[start RECORD LIST]

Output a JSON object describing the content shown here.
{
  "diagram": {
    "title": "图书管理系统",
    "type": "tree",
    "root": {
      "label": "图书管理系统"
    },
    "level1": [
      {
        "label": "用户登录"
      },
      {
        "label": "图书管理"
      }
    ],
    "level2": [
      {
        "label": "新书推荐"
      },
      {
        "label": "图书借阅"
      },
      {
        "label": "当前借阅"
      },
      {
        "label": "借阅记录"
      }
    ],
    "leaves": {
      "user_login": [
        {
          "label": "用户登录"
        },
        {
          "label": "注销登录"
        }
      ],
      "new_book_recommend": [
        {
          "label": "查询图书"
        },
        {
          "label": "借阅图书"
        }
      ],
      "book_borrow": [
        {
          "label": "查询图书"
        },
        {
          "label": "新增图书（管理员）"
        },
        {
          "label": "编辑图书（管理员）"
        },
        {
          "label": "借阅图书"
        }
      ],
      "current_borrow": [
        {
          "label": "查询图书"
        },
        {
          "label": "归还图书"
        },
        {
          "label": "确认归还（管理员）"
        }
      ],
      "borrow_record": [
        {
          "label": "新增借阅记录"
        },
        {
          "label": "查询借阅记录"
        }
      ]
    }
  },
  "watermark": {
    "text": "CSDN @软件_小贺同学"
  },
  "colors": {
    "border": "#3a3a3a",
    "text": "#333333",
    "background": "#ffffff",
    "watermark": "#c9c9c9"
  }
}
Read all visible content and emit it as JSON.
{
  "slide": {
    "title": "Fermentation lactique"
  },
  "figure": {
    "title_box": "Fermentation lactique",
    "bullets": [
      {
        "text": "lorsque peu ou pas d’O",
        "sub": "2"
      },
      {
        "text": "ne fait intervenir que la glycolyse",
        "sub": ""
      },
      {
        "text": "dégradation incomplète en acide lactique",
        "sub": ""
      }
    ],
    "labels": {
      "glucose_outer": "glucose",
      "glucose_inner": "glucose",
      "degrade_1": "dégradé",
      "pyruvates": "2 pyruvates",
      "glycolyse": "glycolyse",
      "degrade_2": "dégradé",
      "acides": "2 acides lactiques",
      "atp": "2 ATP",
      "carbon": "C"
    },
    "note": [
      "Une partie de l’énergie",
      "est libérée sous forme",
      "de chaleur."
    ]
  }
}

[end RECORD LIST]

**WHAT THE EXERCISE ASKS:** Starting with the line that contains "Read all visible content and emit it as JSON.", output every line through the end of the listing above, unchanged.

**PROBLEM SOLUTION:**
Read all visible content and emit it as JSON.
{
  "slide": {
    "title": "Fermentation lactique"
  },
  "figure": {
    "title_box": "Fermentation lactique",
    "bullets": [
      {
        "text": "lorsque peu ou pas d’O",
        "sub": "2"
      },
      {
        "text": "ne fait intervenir que la glycolyse",
        "sub": ""
      },
      {
        "text": "dégradation incomplète en acide lactique",
        "sub": ""
      }
    ],
    "labels": {
      "glucose_outer": "glucose",
      "glucose_inner": "glucose",
      "degrade_1": "dégradé",
      "pyruvates": "2 pyruvates",
      "glycolyse": "glycolyse",
      "degrade_2": "dégradé",
      "acides": "2 acides lactiques",
      "atp": "2 ATP",
      "carbon": "C"
    },
    "note": [
      "Une partie de l’énergie",
      "est libérée sous forme",
      "de chaleur."
    ]
  }
}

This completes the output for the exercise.